------ Data for the task ------

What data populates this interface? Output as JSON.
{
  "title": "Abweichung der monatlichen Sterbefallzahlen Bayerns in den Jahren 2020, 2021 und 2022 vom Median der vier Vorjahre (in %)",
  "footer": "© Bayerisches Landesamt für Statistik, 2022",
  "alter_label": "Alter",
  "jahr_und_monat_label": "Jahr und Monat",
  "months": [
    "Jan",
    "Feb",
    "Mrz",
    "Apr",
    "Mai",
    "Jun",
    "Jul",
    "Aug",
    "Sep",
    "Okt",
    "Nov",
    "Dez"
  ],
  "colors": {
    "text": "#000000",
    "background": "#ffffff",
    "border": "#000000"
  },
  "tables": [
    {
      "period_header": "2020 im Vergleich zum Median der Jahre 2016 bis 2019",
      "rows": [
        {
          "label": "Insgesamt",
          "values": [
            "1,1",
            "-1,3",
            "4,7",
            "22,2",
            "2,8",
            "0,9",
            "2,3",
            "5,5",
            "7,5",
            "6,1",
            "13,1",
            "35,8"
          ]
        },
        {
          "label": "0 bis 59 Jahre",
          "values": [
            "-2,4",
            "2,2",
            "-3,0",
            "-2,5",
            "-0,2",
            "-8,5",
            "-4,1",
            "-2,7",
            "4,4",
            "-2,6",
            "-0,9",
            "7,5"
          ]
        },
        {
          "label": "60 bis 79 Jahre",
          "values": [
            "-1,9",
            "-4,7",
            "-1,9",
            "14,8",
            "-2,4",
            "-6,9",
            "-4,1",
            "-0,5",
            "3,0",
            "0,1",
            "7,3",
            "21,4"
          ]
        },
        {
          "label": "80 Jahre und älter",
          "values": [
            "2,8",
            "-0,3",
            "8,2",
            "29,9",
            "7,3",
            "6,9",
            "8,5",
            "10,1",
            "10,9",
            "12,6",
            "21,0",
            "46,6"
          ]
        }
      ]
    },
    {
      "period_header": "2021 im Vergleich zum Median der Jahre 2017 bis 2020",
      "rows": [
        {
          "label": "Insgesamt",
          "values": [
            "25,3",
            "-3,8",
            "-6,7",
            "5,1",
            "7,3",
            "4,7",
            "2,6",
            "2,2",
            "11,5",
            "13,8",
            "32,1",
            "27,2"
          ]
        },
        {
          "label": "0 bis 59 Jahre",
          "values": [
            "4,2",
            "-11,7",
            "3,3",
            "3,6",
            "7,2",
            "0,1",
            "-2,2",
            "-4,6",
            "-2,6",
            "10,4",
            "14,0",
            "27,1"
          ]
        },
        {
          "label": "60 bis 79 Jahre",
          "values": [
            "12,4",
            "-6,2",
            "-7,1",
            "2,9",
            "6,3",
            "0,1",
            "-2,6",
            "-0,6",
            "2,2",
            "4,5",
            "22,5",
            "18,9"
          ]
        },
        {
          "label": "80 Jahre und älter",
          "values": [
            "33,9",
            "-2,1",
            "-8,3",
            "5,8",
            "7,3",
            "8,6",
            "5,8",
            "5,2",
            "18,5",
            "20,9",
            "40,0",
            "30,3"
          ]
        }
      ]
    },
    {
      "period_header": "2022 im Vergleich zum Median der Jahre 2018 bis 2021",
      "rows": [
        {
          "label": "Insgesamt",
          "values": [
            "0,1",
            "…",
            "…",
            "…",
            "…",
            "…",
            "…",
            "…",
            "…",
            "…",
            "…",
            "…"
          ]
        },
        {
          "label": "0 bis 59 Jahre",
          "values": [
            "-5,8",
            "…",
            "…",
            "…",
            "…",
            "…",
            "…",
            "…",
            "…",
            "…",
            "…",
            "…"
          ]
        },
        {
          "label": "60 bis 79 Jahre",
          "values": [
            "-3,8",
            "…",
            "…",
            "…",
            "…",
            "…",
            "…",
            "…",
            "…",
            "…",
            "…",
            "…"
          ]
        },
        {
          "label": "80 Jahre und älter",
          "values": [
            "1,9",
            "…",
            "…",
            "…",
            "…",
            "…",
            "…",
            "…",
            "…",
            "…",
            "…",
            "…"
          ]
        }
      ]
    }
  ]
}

------

[What needs to be done]: Gather all lines of the records that include the word "Vergleich".

[Task response]:
      "period_header": "2020 im Vergleich zum Median der Jahre 2016 bis 2019",
      "period_header": "2021 im Vergleich zum Median der Jahre 2017 bis 2020",
      "period_header": "2022 im Vergleich zum Median der Jahre 2018 bis 2021",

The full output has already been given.